= Exercise task =
Write out all of the entries exactly as given.

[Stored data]

## BEGIN

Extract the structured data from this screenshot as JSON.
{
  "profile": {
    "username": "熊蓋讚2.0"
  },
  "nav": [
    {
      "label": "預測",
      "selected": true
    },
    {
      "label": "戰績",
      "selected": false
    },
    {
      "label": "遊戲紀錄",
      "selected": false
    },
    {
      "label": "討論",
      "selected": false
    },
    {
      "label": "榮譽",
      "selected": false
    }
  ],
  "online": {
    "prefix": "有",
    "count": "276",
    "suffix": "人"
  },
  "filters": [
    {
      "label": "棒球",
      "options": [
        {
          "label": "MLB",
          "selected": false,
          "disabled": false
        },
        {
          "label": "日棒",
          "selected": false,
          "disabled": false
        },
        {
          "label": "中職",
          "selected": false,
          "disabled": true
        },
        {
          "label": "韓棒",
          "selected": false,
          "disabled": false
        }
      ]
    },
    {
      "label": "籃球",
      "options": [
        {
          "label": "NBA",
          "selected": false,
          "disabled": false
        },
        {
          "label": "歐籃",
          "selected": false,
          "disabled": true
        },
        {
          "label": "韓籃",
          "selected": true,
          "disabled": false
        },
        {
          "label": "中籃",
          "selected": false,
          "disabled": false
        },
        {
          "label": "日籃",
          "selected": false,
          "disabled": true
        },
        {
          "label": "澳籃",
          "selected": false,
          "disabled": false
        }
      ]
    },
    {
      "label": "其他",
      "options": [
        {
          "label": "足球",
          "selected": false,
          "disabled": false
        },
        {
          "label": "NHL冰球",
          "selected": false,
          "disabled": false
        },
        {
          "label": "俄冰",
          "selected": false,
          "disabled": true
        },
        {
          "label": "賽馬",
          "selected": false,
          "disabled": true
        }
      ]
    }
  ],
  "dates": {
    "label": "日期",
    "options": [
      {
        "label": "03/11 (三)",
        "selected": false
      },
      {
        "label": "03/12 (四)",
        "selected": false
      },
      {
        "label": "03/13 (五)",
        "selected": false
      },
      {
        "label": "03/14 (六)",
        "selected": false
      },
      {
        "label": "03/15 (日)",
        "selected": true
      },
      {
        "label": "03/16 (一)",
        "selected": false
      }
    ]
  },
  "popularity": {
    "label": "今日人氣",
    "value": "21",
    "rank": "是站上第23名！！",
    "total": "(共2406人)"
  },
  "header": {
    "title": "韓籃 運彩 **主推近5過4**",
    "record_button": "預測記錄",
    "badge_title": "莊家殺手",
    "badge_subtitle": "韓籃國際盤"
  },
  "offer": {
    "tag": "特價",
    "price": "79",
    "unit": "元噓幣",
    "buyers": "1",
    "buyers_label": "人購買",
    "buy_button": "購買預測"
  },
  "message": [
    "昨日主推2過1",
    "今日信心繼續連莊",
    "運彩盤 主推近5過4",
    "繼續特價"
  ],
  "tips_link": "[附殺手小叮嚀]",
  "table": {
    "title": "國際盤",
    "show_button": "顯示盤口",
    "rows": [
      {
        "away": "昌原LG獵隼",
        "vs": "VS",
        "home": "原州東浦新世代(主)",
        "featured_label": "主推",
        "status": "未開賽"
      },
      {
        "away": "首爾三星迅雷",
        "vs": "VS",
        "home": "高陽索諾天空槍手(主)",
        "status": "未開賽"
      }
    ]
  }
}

## END

= Solution for this problem =
Extract the structured data from this screenshot as JSON.
{
  "profile": {
    "username": "熊蓋讚2.0"
  },
  "nav": [
    {
      "label": "預測",
      "selected": true
    },
    {
      "label": "戰績",
      "selected": false
    },
    {
      "label": "遊戲紀錄",
      "selected": false
    },
    {
      "label": "討論",
      "selected": false
    },
    {
      "label": "榮譽",
      "selected": false
    }
  ],
  "online": {
    "prefix": "有",
    "count": "276",
    "suffix": "人"
  },
  "filters": [
    {
      "label": "棒球",
      "options": [
        {
          "label": "MLB",
          "selected": false,
          "disabled": false
        },
        {
          "label": "日棒",
          "selected": false,
          "disabled": false
        },
        {
          "label": "中職",
          "selected": false,
          "disabled": true
        },
        {
          "label": "韓棒",
          "selected": false,
          "disabled": false
        }
      ]
    },
    {
      "label": "籃球",
      "options": [
        {
          "label": "NBA",
          "selected": false,
          "disabled": false
        },
        {
          "label": "歐籃",
          "selected": false,
          "disabled": true
        },
        {
          "label": "韓籃",
          "selected": true,
          "disabled": false
        },
        {
          "label": "中籃",
          "selected": false,
          "disabled": false
        },
        {
          "label": "日籃",
          "selected": false,
          "disabled": true
        },
        {
          "label": "澳籃",
          "selected": false,
          "disabled": false
        }
      ]
    },
    {
      "label": "其他",
      "options": [
        {
          "label": "足球",
          "selected": false,
          "disabled": false
        },
        {
          "label": "NHL冰球",
          "selected": false,
          "disabled": false
        },
        {
          "label": "俄冰",
          "selected": false,
          "disabled": true
        },
        {
          "label": "賽馬",
          "selected": false,
          "disabled": true
        }
      ]
    }
  ],
  "dates": {
    "label": "日期",
    "options": [
      {
        "label": "03/11 (三)",
        "selected": false
      },
      {
        "label": "03/12 (四)",
        "selected": false
      },
      {
        "label": "03/13 (五)",
        "selected": false
      },
      {
        "label": "03/14 (六)",
        "selected": false
      },
      {
        "label": "03/15 (日)",
        "selected": true
      },
      {
        "label": "03/16 (一)",
        "selected": false
      }
    ]
  },
  "popularity": {
    "label": "今日人氣",
    "value": "21",
    "rank": "是站上第23名！！",
    "total": "(共2406人)"
  },
  "header": {
    "title": "韓籃 運彩 **主推近5過4**",
    "record_button": "預測記錄",
    "badge_title": "莊家殺手",
    "badge_subtitle": "韓籃國際盤"
  },
  "offer": {
    "tag": "特價",
    "price": "79",
    "unit": "元噓幣",
    "buyers": "1",
    "buyers_label": "人購買",
    "buy_button": "購買預測"
  },
  "message": [
    "昨日主推2過1",
    "今日信心繼續連莊",
    "運彩盤 主推近5過4",
    "繼續特價"
  ],
  "tips_link": "[附殺手小叮嚀]",
  "table": {
    "title": "國際盤",
    "show_button": "顯示盤口",
    "rows": [
      {
        "away": "昌原LG獵隼",
        "vs": "VS",
        "home": "原州東浦新世代(主)",
        "featured_label": "主推",
        "status": "未開賽"
      },
      {
        "away": "首爾三星迅雷",
        "vs": "VS",
        "home": "高陽索諾天空槍手(主)",
        "status": "未開賽"
      }
    ]
  }
}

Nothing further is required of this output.